Stored entries

------------

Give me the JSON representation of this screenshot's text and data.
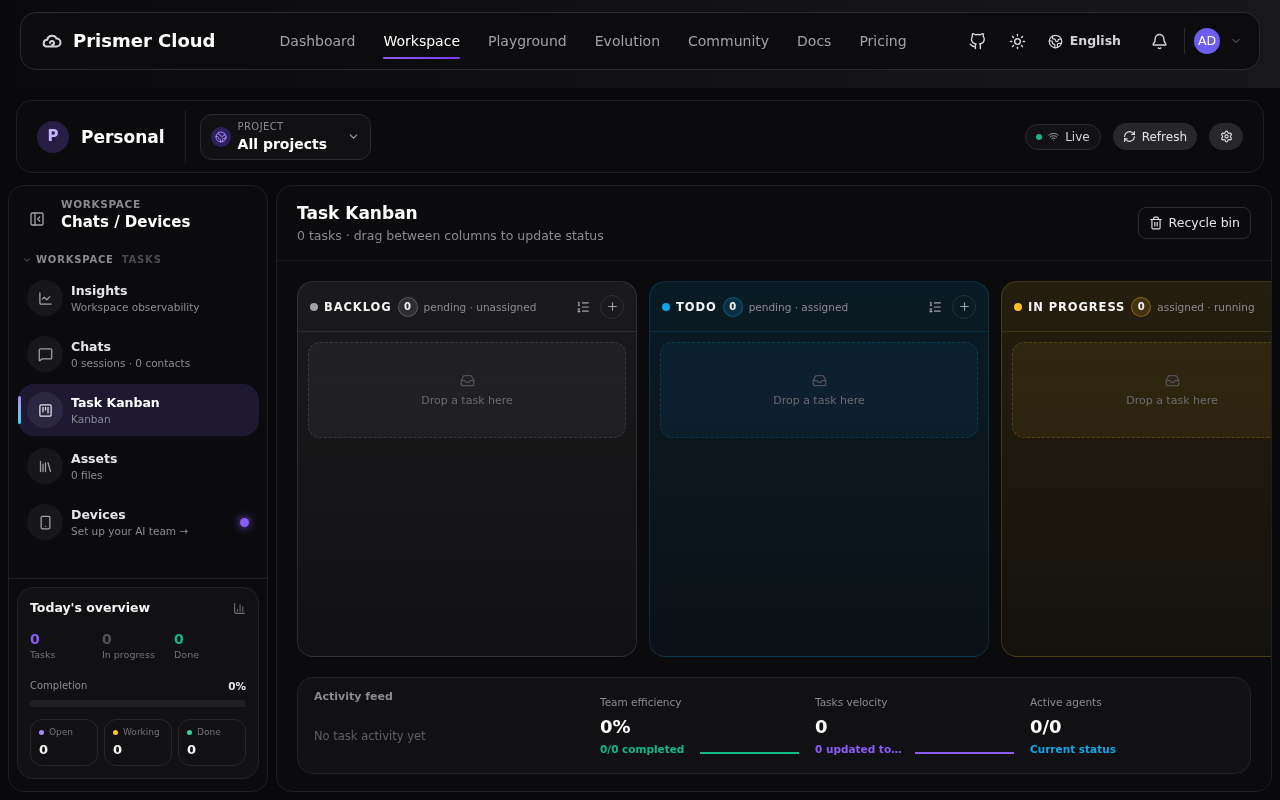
{
  "nav": {
    "brand": "Prismer Cloud",
    "tabs": [
      {
        "label": "Dashboard",
        "selected": false
      },
      {
        "label": "Workspace",
        "selected": true
      },
      {
        "label": "Playground",
        "selected": false
      },
      {
        "label": "Evolution",
        "selected": false
      },
      {
        "label": "Community",
        "selected": false
      },
      {
        "label": "Docs",
        "selected": false
      },
      {
        "label": "Pricing",
        "selected": false
      }
    ],
    "language": "English",
    "avatar": "AD"
  },
  "header": {
    "workspace_initial": "P",
    "workspace_name": "Personal",
    "project": {
      "label": "PROJECT",
      "value": "All projects"
    },
    "live": {
      "label": "Live",
      "on": true
    },
    "refresh": "Refresh"
  },
  "sidebar": {
    "eyebrow": "WORKSPACE",
    "title": "Chats / Devices",
    "section": {
      "label": "WORKSPACE",
      "sublabel": "TASKS",
      "expanded": true
    },
    "items": [
      {
        "kind": "insights",
        "title": "Insights",
        "subtitle": "Workspace observability",
        "selected": false,
        "indicator": false
      },
      {
        "kind": "chats",
        "title": "Chats",
        "subtitle": "0 sessions · 0 contacts",
        "selected": false,
        "indicator": false
      },
      {
        "kind": "kanban",
        "title": "Task Kanban",
        "subtitle": "Kanban",
        "selected": true,
        "indicator": false
      },
      {
        "kind": "assets",
        "title": "Assets",
        "subtitle": "0 files",
        "selected": false,
        "indicator": false
      },
      {
        "kind": "devices",
        "title": "Devices",
        "subtitle": "Set up your AI team →",
        "selected": false,
        "indicator": true
      }
    ],
    "overview": {
      "title": "Today's overview",
      "stats": [
        {
          "value": "0",
          "label": "Tasks",
          "color": "#8b5cf6"
        },
        {
          "value": "0",
          "label": "In progress",
          "color": "#52525b"
        },
        {
          "value": "0",
          "label": "Done",
          "color": "#10b981"
        }
      ],
      "completion": {
        "label": "Completion",
        "reading": "0%",
        "level": 0
      },
      "legend": [
        {
          "label": "Open",
          "value": "0",
          "color": "#a78bfa"
        },
        {
          "label": "Working",
          "value": "0",
          "color": "#facc15"
        },
        {
          "label": "Done",
          "value": "0",
          "color": "#34d399"
        }
      ]
    }
  },
  "main": {
    "title": "Task Kanban",
    "subtitle": "0 tasks · drag between columns to update status",
    "recycle_bin": "Recycle bin",
    "columns": [
      {
        "title": "BACKLOG",
        "count": "0",
        "description": "pending · unassigned",
        "color": "#a1a1aa",
        "empty_text": "Drop a task here"
      },
      {
        "title": "TODO",
        "count": "0",
        "description": "pending · assigned",
        "color": "#0ea5e9",
        "empty_text": "Drop a task here"
      },
      {
        "title": "IN PROGRESS",
        "count": "0",
        "description": "assigned · running",
        "color": "#fbbf24",
        "empty_text": "Drop a task here"
      }
    ],
    "activity": {
      "title": "Activity feed",
      "empty_text": "No task activity yet",
      "stats": [
        {
          "label": "Team efficiency",
          "value": "0%",
          "detail": "0/0 completed",
          "color": "#10b981",
          "sparkline": true
        },
        {
          "label": "Tasks velocity",
          "value": "0",
          "detail": "0 updated to…",
          "color": "#8b5cf6",
          "sparkline": true
        },
        {
          "label": "Active agents",
          "value": "0/0",
          "detail": "Current status",
          "color": "#0ea5e9",
          "sparkline": false
        }
      ]
    }
  }
}
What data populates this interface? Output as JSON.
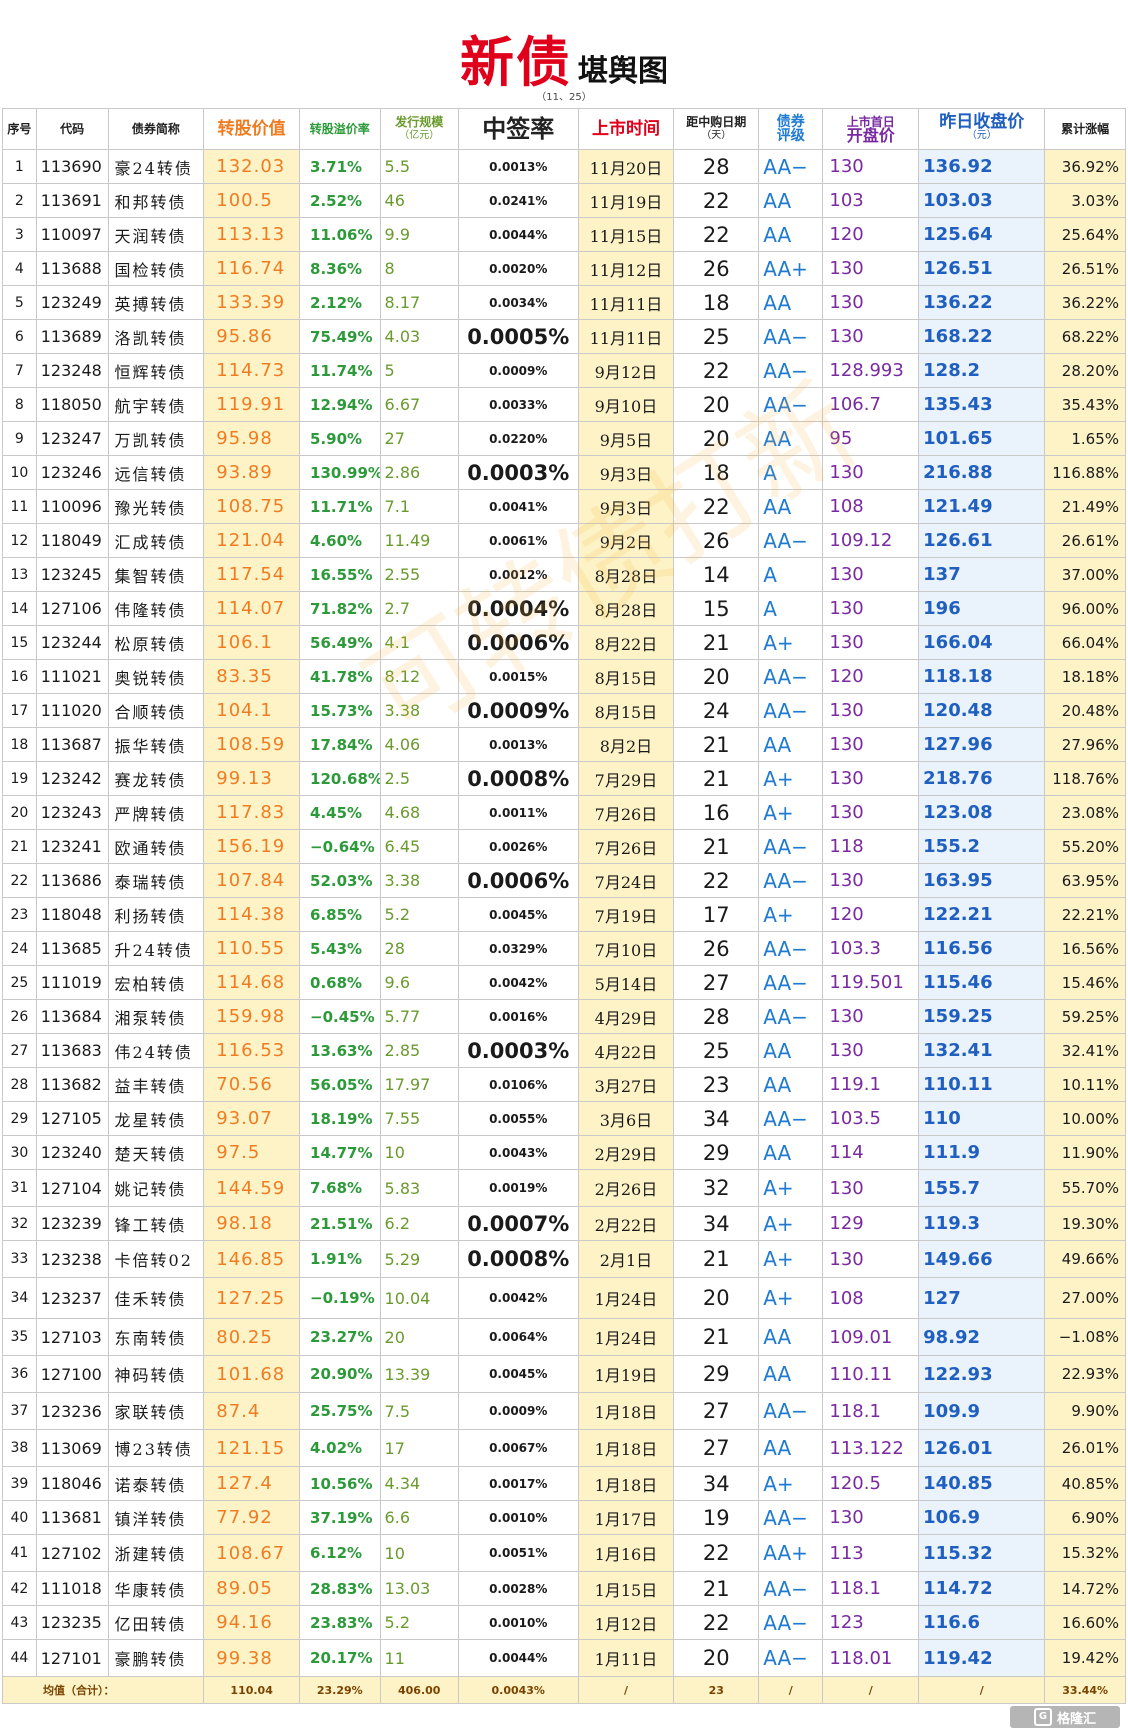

------------

=== What is asked ===
Pick out all lines containing the string "subtitle".

=== Complete answer ===
        "subtitle": "Workspace observability",
        "subtitle": "0 sessions · 0 contacts",
        "subtitle": "Kanban",
        "subtitle": "0 files",
        "subtitle": "Set up your AI team →",
    "subtitle": "0 tasks · drag between columns to update status",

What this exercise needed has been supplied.